*Work to be completed*
Leave the pictures out and transcribe every record exactly.

*Records to process*

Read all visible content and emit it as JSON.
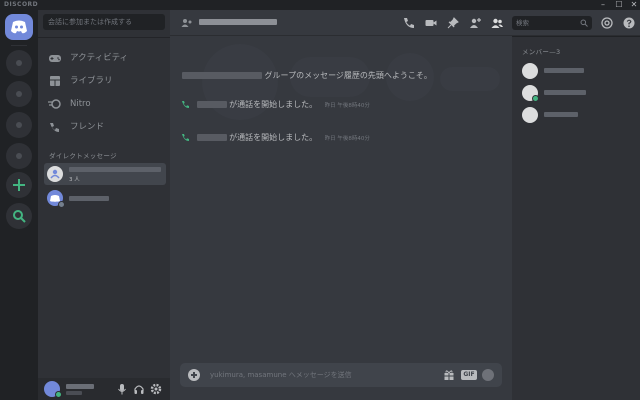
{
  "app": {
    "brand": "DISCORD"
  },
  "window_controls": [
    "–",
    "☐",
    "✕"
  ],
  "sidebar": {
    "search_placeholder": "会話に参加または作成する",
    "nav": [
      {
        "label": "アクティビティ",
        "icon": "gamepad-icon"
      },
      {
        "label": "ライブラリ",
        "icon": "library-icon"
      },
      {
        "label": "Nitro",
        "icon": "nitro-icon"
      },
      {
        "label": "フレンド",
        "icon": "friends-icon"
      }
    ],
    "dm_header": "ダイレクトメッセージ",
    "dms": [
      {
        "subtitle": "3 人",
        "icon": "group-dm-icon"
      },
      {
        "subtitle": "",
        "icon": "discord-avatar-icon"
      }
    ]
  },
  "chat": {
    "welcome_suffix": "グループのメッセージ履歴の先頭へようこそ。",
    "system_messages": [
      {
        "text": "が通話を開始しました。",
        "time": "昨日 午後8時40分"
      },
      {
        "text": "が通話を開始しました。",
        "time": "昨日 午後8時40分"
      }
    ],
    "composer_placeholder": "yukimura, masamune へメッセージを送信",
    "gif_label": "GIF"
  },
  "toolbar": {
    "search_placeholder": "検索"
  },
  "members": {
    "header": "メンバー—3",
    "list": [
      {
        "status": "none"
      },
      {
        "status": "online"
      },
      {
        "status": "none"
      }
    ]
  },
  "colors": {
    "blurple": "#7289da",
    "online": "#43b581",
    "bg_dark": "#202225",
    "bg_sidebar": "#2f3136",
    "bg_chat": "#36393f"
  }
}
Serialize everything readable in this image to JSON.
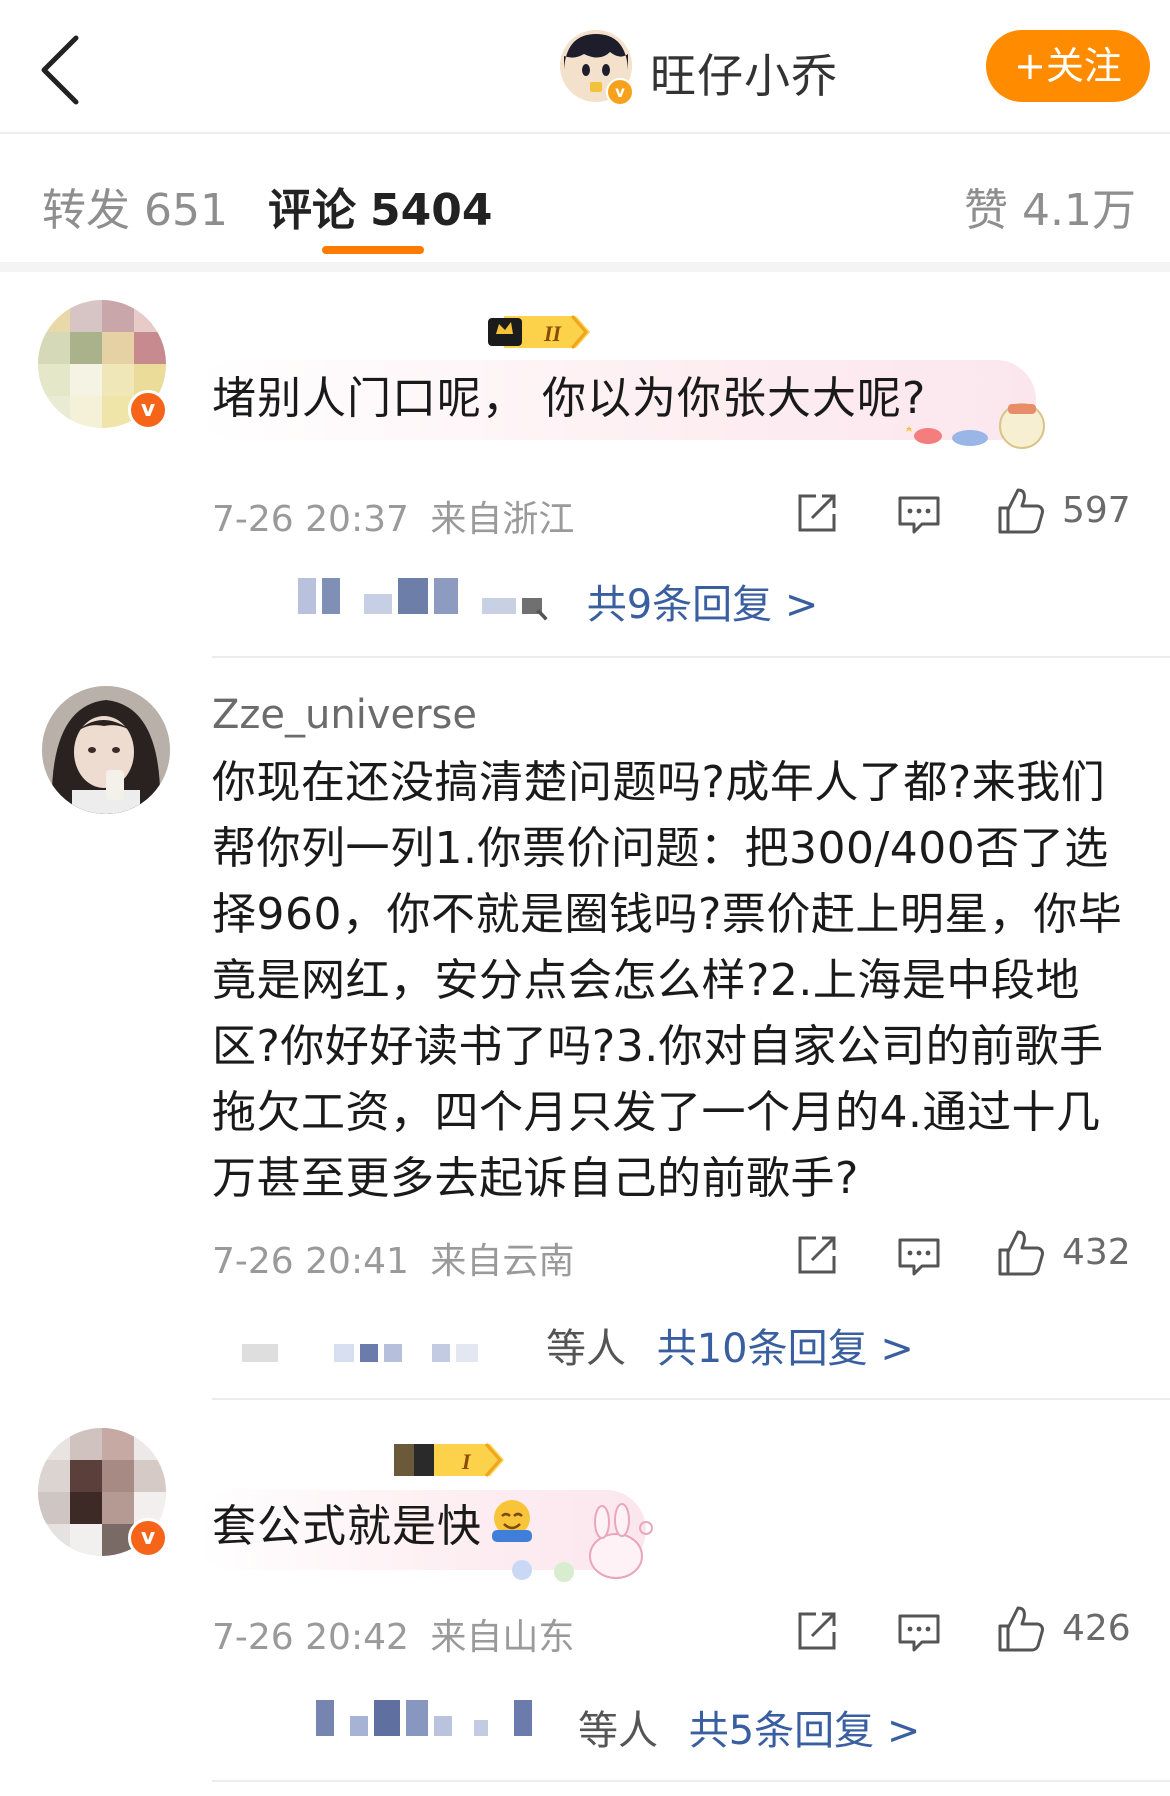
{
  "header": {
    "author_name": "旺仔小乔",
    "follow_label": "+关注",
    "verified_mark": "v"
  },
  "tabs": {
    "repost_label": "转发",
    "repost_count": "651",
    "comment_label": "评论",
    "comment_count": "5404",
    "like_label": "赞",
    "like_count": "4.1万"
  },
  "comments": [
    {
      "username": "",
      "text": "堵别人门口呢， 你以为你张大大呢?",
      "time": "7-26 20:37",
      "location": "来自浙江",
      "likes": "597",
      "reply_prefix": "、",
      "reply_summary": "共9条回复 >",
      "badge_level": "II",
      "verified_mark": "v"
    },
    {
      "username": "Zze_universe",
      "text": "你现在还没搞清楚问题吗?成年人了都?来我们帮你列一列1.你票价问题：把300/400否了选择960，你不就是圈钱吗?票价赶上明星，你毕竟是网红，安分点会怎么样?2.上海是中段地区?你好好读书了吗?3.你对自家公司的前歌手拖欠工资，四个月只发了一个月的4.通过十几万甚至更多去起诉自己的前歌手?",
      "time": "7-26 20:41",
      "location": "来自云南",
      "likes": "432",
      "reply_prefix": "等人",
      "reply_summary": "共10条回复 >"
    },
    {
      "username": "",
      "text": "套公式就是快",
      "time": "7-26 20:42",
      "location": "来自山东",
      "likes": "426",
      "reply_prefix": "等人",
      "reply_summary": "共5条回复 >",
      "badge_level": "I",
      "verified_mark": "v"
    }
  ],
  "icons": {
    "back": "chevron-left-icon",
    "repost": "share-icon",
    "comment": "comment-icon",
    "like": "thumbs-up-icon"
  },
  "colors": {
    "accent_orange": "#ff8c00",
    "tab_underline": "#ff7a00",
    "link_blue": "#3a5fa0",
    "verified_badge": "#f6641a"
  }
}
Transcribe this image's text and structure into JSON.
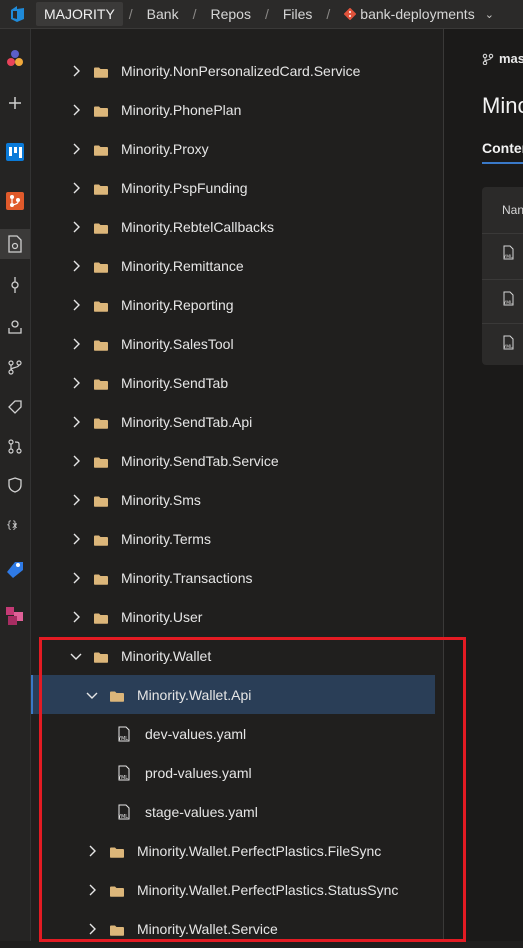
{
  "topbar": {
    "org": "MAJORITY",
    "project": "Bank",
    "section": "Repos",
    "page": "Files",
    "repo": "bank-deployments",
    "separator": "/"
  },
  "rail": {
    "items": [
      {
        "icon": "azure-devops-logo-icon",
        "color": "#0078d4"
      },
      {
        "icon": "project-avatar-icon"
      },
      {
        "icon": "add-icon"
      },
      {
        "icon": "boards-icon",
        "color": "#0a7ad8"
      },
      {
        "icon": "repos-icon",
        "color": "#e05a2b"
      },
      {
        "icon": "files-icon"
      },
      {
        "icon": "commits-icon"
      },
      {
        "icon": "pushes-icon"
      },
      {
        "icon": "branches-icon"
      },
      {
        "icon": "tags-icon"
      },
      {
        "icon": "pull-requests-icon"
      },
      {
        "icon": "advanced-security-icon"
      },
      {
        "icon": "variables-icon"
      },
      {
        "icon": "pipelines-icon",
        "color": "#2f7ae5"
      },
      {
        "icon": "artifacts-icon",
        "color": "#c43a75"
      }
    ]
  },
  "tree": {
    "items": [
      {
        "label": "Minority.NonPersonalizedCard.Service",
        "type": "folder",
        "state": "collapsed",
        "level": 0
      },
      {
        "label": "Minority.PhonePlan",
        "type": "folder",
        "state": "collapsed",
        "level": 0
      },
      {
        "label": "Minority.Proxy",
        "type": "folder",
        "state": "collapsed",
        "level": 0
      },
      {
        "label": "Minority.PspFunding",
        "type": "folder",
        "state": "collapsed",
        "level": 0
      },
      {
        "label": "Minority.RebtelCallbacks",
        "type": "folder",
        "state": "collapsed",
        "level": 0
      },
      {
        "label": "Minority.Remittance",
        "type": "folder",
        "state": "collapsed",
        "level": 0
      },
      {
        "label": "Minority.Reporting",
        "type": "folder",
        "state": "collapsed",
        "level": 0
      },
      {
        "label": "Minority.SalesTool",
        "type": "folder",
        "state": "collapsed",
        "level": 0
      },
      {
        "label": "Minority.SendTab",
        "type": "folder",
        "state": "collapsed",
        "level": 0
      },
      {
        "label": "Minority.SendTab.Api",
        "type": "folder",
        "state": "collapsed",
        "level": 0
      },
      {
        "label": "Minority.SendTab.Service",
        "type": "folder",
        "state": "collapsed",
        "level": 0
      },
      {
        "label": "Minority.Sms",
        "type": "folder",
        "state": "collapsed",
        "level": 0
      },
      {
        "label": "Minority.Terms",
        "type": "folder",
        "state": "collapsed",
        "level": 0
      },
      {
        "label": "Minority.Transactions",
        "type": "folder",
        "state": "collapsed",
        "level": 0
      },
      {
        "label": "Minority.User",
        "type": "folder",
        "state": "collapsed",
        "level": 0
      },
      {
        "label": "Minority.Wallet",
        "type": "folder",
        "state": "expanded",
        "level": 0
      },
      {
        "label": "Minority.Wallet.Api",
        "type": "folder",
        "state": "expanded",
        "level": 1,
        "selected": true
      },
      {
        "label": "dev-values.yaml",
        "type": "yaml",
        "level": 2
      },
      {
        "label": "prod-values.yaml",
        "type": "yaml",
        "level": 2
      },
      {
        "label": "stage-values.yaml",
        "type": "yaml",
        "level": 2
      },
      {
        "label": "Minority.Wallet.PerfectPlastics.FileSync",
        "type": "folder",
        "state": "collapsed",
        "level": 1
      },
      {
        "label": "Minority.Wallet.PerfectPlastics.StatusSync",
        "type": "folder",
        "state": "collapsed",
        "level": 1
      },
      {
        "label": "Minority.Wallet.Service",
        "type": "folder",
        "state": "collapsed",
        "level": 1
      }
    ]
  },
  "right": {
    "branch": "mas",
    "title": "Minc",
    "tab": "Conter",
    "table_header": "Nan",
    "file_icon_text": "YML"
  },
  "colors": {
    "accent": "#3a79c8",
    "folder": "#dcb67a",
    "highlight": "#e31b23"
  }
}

*Answer to the problem*
Read all visible content and emit it as JSON.
{
  "app": {
    "brand": "DISCORD"
  },
  "window_controls": [
    "–",
    "☐",
    "✕"
  ],
  "sidebar": {
    "search_placeholder": "会話に参加または作成する",
    "nav": [
      {
        "label": "アクティビティ",
        "icon": "gamepad-icon"
      },
      {
        "label": "ライブラリ",
        "icon": "library-icon"
      },
      {
        "label": "Nitro",
        "icon": "nitro-icon"
      },
      {
        "label": "フレンド",
        "icon": "friends-icon"
      }
    ],
    "dm_header": "ダイレクトメッセージ",
    "dms": [
      {
        "subtitle": "3 人",
        "icon": "group-dm-icon"
      },
      {
        "subtitle": "",
        "icon": "discord-avatar-icon"
      }
    ]
  },
  "chat": {
    "welcome_suffix": "グループのメッセージ履歴の先頭へようこそ。",
    "system_messages": [
      {
        "text": "が通話を開始しました。",
        "time": "昨日 午後8時40分"
      },
      {
        "text": "が通話を開始しました。",
        "time": "昨日 午後8時40分"
      }
    ],
    "composer_placeholder": "yukimura, masamune へメッセージを送信",
    "gif_label": "GIF"
  },
  "toolbar": {
    "search_placeholder": "検索"
  },
  "members": {
    "header": "メンバー—3",
    "list": [
      {
        "status": "none"
      },
      {
        "status": "online"
      },
      {
        "status": "none"
      }
    ]
  },
  "colors": {
    "blurple": "#7289da",
    "online": "#43b581",
    "bg_dark": "#202225",
    "bg_sidebar": "#2f3136",
    "bg_chat": "#36393f"
  }
}
Serialize everything readable in this image to JSON.
{
  "header": {
    "author_name": "旺仔小乔",
    "follow_label": "+关注",
    "verified_mark": "v"
  },
  "tabs": {
    "repost_label": "转发",
    "repost_count": "651",
    "comment_label": "评论",
    "comment_count": "5404",
    "like_label": "赞",
    "like_count": "4.1万"
  },
  "comments": [
    {
      "username": "",
      "text": "堵别人门口呢， 你以为你张大大呢?",
      "time": "7-26 20:37",
      "location": "来自浙江",
      "likes": "597",
      "reply_prefix": "、",
      "reply_summary": "共9条回复 >",
      "badge_level": "II",
      "verified_mark": "v"
    },
    {
      "username": "Zze_universe",
      "text": "你现在还没搞清楚问题吗?成年人了都?来我们帮你列一列1.你票价问题：把300/400否了选择960，你不就是圈钱吗?票价赶上明星，你毕竟是网红，安分点会怎么样?2.上海是中段地区?你好好读书了吗?3.你对自家公司的前歌手拖欠工资，四个月只发了一个月的4.通过十几万甚至更多去起诉自己的前歌手?",
      "time": "7-26 20:41",
      "location": "来自云南",
      "likes": "432",
      "reply_prefix": "等人",
      "reply_summary": "共10条回复 >"
    },
    {
      "username": "",
      "text": "套公式就是快",
      "time": "7-26 20:42",
      "location": "来自山东",
      "likes": "426",
      "reply_prefix": "等人",
      "reply_summary": "共5条回复 >",
      "badge_level": "I",
      "verified_mark": "v"
    }
  ],
  "icons": {
    "back": "chevron-left-icon",
    "repost": "share-icon",
    "comment": "comment-icon",
    "like": "thumbs-up-icon"
  },
  "colors": {
    "accent_orange": "#ff8c00",
    "tab_underline": "#ff7a00",
    "link_blue": "#3a5fa0",
    "verified_badge": "#f6641a"
  }
}
Transcribe this image's text and structure into JSON.
{
  "topbar": {
    "org": "MAJORITY",
    "project": "Bank",
    "section": "Repos",
    "page": "Files",
    "repo": "bank-deployments",
    "separator": "/"
  },
  "rail": {
    "items": [
      {
        "icon": "azure-devops-logo-icon",
        "color": "#0078d4"
      },
      {
        "icon": "project-avatar-icon"
      },
      {
        "icon": "add-icon"
      },
      {
        "icon": "boards-icon",
        "color": "#0a7ad8"
      },
      {
        "icon": "repos-icon",
        "color": "#e05a2b"
      },
      {
        "icon": "files-icon"
      },
      {
        "icon": "commits-icon"
      },
      {
        "icon": "pushes-icon"
      },
      {
        "icon": "branches-icon"
      },
      {
        "icon": "tags-icon"
      },
      {
        "icon": "pull-requests-icon"
      },
      {
        "icon": "advanced-security-icon"
      },
      {
        "icon": "variables-icon"
      },
      {
        "icon": "pipelines-icon",
        "color": "#2f7ae5"
      },
      {
        "icon": "artifacts-icon",
        "color": "#c43a75"
      }
    ]
  },
  "tree": {
    "items": [
      {
        "label": "Minority.NonPersonalizedCard.Service",
        "type": "folder",
        "state": "collapsed",
        "level": 0
      },
      {
        "label": "Minority.PhonePlan",
        "type": "folder",
        "state": "collapsed",
        "level": 0
      },
      {
        "label": "Minority.Proxy",
        "type": "folder",
        "state": "collapsed",
        "level": 0
      },
      {
        "label": "Minority.PspFunding",
        "type": "folder",
        "state": "collapsed",
        "level": 0
      },
      {
        "label": "Minority.RebtelCallbacks",
        "type": "folder",
        "state": "collapsed",
        "level": 0
      },
      {
        "label": "Minority.Remittance",
        "type": "folder",
        "state": "collapsed",
        "level": 0
      },
      {
        "label": "Minority.Reporting",
        "type": "folder",
        "state": "collapsed",
        "level": 0
      },
      {
        "label": "Minority.SalesTool",
        "type": "folder",
        "state": "collapsed",
        "level": 0
      },
      {
        "label": "Minority.SendTab",
        "type": "folder",
        "state": "collapsed",
        "level": 0
      },
      {
        "label": "Minority.SendTab.Api",
        "type": "folder",
        "state": "collapsed",
        "level": 0
      },
      {
        "label": "Minority.SendTab.Service",
        "type": "folder",
        "state": "collapsed",
        "level": 0
      },
      {
        "label": "Minority.Sms",
        "type": "folder",
        "state": "collapsed",
        "level": 0
      },
      {
        "label": "Minority.Terms",
        "type": "folder",
        "state": "collapsed",
        "level": 0
      },
      {
        "label": "Minority.Transactions",
        "type": "folder",
        "state": "collapsed",
        "level": 0
      },
      {
        "label": "Minority.User",
        "type": "folder",
        "state": "collapsed",
        "level": 0
      },
      {
        "label": "Minority.Wallet",
        "type": "folder",
        "state": "expanded",
        "level": 0
      },
      {
        "label": "Minority.Wallet.Api",
        "type": "folder",
        "state": "expanded",
        "level": 1,
        "selected": true
      },
      {
        "label": "dev-values.yaml",
        "type": "yaml",
        "level": 2
      },
      {
        "label": "prod-values.yaml",
        "type": "yaml",
        "level": 2
      },
      {
        "label": "stage-values.yaml",
        "type": "yaml",
        "level": 2
      },
      {
        "label": "Minority.Wallet.PerfectPlastics.FileSync",
        "type": "folder",
        "state": "collapsed",
        "level": 1
      },
      {
        "label": "Minority.Wallet.PerfectPlastics.StatusSync",
        "type": "folder",
        "state": "collapsed",
        "level": 1
      },
      {
        "label": "Minority.Wallet.Service",
        "type": "folder",
        "state": "collapsed",
        "level": 1
      }
    ]
  },
  "right": {
    "branch": "mas",
    "title": "Minc",
    "tab": "Conter",
    "table_header": "Nan",
    "file_icon_text": "YML"
  },
  "colors": {
    "accent": "#3a79c8",
    "folder": "#dcb67a",
    "highlight": "#e31b23"
  }
}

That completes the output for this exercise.